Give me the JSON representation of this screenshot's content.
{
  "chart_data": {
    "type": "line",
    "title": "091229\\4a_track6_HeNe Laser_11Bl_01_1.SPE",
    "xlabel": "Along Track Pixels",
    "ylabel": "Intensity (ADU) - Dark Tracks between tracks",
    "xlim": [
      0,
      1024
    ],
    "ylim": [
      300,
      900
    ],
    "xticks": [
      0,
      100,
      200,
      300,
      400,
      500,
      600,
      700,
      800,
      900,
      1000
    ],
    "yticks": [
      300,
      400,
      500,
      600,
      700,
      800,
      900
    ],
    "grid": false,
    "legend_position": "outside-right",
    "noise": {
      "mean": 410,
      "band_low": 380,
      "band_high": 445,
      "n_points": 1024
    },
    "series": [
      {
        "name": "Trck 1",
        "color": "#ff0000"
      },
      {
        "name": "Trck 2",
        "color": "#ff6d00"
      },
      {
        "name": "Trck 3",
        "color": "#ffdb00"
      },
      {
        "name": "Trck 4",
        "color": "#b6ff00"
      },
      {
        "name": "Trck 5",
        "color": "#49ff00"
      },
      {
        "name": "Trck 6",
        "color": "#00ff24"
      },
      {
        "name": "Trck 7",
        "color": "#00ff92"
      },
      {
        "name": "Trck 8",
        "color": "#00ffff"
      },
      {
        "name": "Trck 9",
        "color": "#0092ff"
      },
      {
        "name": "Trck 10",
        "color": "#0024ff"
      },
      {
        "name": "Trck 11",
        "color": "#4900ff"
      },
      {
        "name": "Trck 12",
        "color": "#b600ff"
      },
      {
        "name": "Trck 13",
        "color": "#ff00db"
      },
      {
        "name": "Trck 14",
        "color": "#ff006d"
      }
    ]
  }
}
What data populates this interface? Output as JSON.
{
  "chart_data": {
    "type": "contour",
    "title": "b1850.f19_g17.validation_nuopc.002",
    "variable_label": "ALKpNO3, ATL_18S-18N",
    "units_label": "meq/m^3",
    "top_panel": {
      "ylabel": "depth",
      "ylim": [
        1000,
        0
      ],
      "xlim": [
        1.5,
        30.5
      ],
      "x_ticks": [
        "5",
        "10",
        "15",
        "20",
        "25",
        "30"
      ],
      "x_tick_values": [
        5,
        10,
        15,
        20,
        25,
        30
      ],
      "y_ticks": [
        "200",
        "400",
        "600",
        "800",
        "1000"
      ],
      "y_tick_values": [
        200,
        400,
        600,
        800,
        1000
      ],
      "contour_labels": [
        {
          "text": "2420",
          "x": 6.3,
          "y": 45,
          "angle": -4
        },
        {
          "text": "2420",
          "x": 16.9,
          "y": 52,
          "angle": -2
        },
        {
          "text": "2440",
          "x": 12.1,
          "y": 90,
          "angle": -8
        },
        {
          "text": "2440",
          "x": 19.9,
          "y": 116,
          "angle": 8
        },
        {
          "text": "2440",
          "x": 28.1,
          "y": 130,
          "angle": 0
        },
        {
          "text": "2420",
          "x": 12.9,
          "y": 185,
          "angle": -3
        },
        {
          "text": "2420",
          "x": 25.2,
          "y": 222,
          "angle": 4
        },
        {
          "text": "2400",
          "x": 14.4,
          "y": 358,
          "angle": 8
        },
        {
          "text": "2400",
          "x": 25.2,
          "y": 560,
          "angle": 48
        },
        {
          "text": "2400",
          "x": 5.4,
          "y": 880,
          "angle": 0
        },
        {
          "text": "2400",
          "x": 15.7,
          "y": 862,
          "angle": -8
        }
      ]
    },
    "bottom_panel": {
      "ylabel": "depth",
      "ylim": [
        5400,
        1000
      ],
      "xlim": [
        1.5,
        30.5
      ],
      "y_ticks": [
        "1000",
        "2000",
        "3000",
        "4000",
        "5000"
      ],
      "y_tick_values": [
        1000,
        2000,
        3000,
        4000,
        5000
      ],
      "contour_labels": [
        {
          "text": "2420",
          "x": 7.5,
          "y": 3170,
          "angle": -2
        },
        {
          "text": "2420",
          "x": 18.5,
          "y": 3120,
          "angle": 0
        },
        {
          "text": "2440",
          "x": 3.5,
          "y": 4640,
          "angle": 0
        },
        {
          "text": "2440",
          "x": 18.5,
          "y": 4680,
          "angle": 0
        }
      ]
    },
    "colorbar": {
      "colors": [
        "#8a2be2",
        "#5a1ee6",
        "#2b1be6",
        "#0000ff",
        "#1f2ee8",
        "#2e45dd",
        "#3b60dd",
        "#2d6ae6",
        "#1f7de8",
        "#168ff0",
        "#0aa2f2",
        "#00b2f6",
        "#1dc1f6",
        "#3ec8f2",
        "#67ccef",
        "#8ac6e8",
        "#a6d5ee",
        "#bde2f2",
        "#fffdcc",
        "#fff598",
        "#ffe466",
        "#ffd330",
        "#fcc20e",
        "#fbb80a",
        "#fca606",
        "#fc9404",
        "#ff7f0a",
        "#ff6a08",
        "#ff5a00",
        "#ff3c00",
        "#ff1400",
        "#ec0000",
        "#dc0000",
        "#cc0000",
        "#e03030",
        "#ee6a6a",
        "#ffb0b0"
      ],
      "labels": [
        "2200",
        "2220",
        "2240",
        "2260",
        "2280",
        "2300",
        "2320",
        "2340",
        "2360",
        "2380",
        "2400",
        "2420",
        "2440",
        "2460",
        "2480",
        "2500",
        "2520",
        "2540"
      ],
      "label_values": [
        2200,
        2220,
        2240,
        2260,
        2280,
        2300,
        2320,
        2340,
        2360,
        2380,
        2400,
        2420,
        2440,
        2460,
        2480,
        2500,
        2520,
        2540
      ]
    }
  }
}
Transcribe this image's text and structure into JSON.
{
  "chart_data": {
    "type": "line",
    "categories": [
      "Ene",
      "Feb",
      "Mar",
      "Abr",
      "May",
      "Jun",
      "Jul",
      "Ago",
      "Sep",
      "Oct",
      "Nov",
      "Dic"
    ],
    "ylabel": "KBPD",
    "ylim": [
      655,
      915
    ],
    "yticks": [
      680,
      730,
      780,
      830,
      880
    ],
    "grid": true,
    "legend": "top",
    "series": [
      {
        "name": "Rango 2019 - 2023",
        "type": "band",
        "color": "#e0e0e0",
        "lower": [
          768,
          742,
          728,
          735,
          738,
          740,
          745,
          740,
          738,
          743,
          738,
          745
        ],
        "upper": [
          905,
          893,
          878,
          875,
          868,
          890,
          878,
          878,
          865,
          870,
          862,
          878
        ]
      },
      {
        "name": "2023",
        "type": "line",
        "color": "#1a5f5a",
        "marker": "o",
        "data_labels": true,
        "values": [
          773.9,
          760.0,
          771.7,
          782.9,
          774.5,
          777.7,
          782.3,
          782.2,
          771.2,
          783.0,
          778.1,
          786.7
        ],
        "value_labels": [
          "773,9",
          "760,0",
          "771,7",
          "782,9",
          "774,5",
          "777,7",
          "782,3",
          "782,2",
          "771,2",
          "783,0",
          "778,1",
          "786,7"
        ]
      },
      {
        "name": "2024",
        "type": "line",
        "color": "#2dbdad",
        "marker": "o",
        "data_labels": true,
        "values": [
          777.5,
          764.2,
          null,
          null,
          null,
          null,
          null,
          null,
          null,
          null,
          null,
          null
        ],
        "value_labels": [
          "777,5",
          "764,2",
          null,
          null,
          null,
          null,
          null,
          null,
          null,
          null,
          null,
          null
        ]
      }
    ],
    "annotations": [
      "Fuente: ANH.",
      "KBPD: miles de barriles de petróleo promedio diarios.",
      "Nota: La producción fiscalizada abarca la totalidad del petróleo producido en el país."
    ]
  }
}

◆ ◆ ◆ ◆ ◆ ◆ ◆

**The request**
Return all of the data word for word.

**Right answer**
Give me the JSON representation of this screenshot's content.
{
  "chart_data": {
    "type": "line",
    "title": "091229\\4a_track6_HeNe Laser_11Bl_01_1.SPE",
    "xlabel": "Along Track Pixels",
    "ylabel": "Intensity (ADU) - Dark Tracks between tracks",
    "xlim": [
      0,
      1024
    ],
    "ylim": [
      300,
      900
    ],
    "xticks": [
      0,
      100,
      200,
      300,
      400,
      500,
      600,
      700,
      800,
      900,
      1000
    ],
    "yticks": [
      300,
      400,
      500,
      600,
      700,
      800,
      900
    ],
    "grid": false,
    "legend_position": "outside-right",
    "noise": {
      "mean": 410,
      "band_low": 380,
      "band_high": 445,
      "n_points": 1024
    },
    "series": [
      {
        "name": "Trck 1",
        "color": "#ff0000"
      },
      {
        "name": "Trck 2",
        "color": "#ff6d00"
      },
      {
        "name": "Trck 3",
        "color": "#ffdb00"
      },
      {
        "name": "Trck 4",
        "color": "#b6ff00"
      },
      {
        "name": "Trck 5",
        "color": "#49ff00"
      },
      {
        "name": "Trck 6",
        "color": "#00ff24"
      },
      {
        "name": "Trck 7",
        "color": "#00ff92"
      },
      {
        "name": "Trck 8",
        "color": "#00ffff"
      },
      {
        "name": "Trck 9",
        "color": "#0092ff"
      },
      {
        "name": "Trck 10",
        "color": "#0024ff"
      },
      {
        "name": "Trck 11",
        "color": "#4900ff"
      },
      {
        "name": "Trck 12",
        "color": "#b600ff"
      },
      {
        "name": "Trck 13",
        "color": "#ff00db"
      },
      {
        "name": "Trck 14",
        "color": "#ff006d"
      }
    ]
  }
}
What data populates this interface? Output as JSON.
{
  "chart_data": {
    "type": "contour",
    "title": "b1850.f19_g17.validation_nuopc.002",
    "variable_label": "ALKpNO3, ATL_18S-18N",
    "units_label": "meq/m^3",
    "top_panel": {
      "ylabel": "depth",
      "ylim": [
        1000,
        0
      ],
      "xlim": [
        1.5,
        30.5
      ],
      "x_ticks": [
        "5",
        "10",
        "15",
        "20",
        "25",
        "30"
      ],
      "x_tick_values": [
        5,
        10,
        15,
        20,
        25,
        30
      ],
      "y_ticks": [
        "200",
        "400",
        "600",
        "800",
        "1000"
      ],
      "y_tick_values": [
        200,
        400,
        600,
        800,
        1000
      ],
      "contour_labels": [
        {
          "text": "2420",
          "x": 6.3,
          "y": 45,
          "angle": -4
        },
        {
          "text": "2420",
          "x": 16.9,
          "y": 52,
          "angle": -2
        },
        {
          "text": "2440",
          "x": 12.1,
          "y": 90,
          "angle": -8
        },
        {
          "text": "2440",
          "x": 19.9,
          "y": 116,
          "angle": 8
        },
        {
          "text": "2440",
          "x": 28.1,
          "y": 130,
          "angle": 0
        },
        {
          "text": "2420",
          "x": 12.9,
          "y": 185,
          "angle": -3
        },
        {
          "text": "2420",
          "x": 25.2,
          "y": 222,
          "angle": 4
        },
        {
          "text": "2400",
          "x": 14.4,
          "y": 358,
          "angle": 8
        },
        {
          "text": "2400",
          "x": 25.2,
          "y": 560,
          "angle": 48
        },
        {
          "text": "2400",
          "x": 5.4,
          "y": 880,
          "angle": 0
        },
        {
          "text": "2400",
          "x": 15.7,
          "y": 862,
          "angle": -8
        }
      ]
    },
    "bottom_panel": {
      "ylabel": "depth",
      "ylim": [
        5400,
        1000
      ],
      "xlim": [
        1.5,
        30.5
      ],
      "y_ticks": [
        "1000",
        "2000",
        "3000",
        "4000",
        "5000"
      ],
      "y_tick_values": [
        1000,
        2000,
        3000,
        4000,
        5000
      ],
      "contour_labels": [
        {
          "text": "2420",
          "x": 7.5,
          "y": 3170,
          "angle": -2
        },
        {
          "text": "2420",
          "x": 18.5,
          "y": 3120,
          "angle": 0
        },
        {
          "text": "2440",
          "x": 3.5,
          "y": 4640,
          "angle": 0
        },
        {
          "text": "2440",
          "x": 18.5,
          "y": 4680,
          "angle": 0
        }
      ]
    },
    "colorbar": {
      "colors": [
        "#8a2be2",
        "#5a1ee6",
        "#2b1be6",
        "#0000ff",
        "#1f2ee8",
        "#2e45dd",
        "#3b60dd",
        "#2d6ae6",
        "#1f7de8",
        "#168ff0",
        "#0aa2f2",
        "#00b2f6",
        "#1dc1f6",
        "#3ec8f2",
        "#67ccef",
        "#8ac6e8",
        "#a6d5ee",
        "#bde2f2",
        "#fffdcc",
        "#fff598",
        "#ffe466",
        "#ffd330",
        "#fcc20e",
        "#fbb80a",
        "#fca606",
        "#fc9404",
        "#ff7f0a",
        "#ff6a08",
        "#ff5a00",
        "#ff3c00",
        "#ff1400",
        "#ec0000",
        "#dc0000",
        "#cc0000",
        "#e03030",
        "#ee6a6a",
        "#ffb0b0"
      ],
      "labels": [
        "2200",
        "2220",
        "2240",
        "2260",
        "2280",
        "2300",
        "2320",
        "2340",
        "2360",
        "2380",
        "2400",
        "2420",
        "2440",
        "2460",
        "2480",
        "2500",
        "2520",
        "2540"
      ],
      "label_values": [
        2200,
        2220,
        2240,
        2260,
        2280,
        2300,
        2320,
        2340,
        2360,
        2380,
        2400,
        2420,
        2440,
        2460,
        2480,
        2500,
        2520,
        2540
      ]
    }
  }
}
Transcribe this image's text and structure into JSON.
{
  "chart_data": {
    "type": "line",
    "categories": [
      "Ene",
      "Feb",
      "Mar",
      "Abr",
      "May",
      "Jun",
      "Jul",
      "Ago",
      "Sep",
      "Oct",
      "Nov",
      "Dic"
    ],
    "ylabel": "KBPD",
    "ylim": [
      655,
      915
    ],
    "yticks": [
      680,
      730,
      780,
      830,
      880
    ],
    "grid": true,
    "legend": "top",
    "series": [
      {
        "name": "Rango 2019 - 2023",
        "type": "band",
        "color": "#e0e0e0",
        "lower": [
          768,
          742,
          728,
          735,
          738,
          740,
          745,
          740,
          738,
          743,
          738,
          745
        ],
        "upper": [
          905,
          893,
          878,
          875,
          868,
          890,
          878,
          878,
          865,
          870,
          862,
          878
        ]
      },
      {
        "name": "2023",
        "type": "line",
        "color": "#1a5f5a",
        "marker": "o",
        "data_labels": true,
        "values": [
          773.9,
          760.0,
          771.7,
          782.9,
          774.5,
          777.7,
          782.3,
          782.2,
          771.2,
          783.0,
          778.1,
          786.7
        ],
        "value_labels": [
          "773,9",
          "760,0",
          "771,7",
          "782,9",
          "774,5",
          "777,7",
          "782,3",
          "782,2",
          "771,2",
          "783,0",
          "778,1",
          "786,7"
        ]
      },
      {
        "name": "2024",
        "type": "line",
        "color": "#2dbdad",
        "marker": "o",
        "data_labels": true,
        "values": [
          777.5,
          764.2,
          null,
          null,
          null,
          null,
          null,
          null,
          null,
          null,
          null,
          null
        ],
        "value_labels": [
          "777,5",
          "764,2",
          null,
          null,
          null,
          null,
          null,
          null,
          null,
          null,
          null,
          null
        ]
      }
    ],
    "annotations": [
      "Fuente: ANH.",
      "KBPD: miles de barriles de petróleo promedio diarios.",
      "Nota: La producción fiscalizada abarca la totalidad del petróleo producido en el país."
    ]
  }
}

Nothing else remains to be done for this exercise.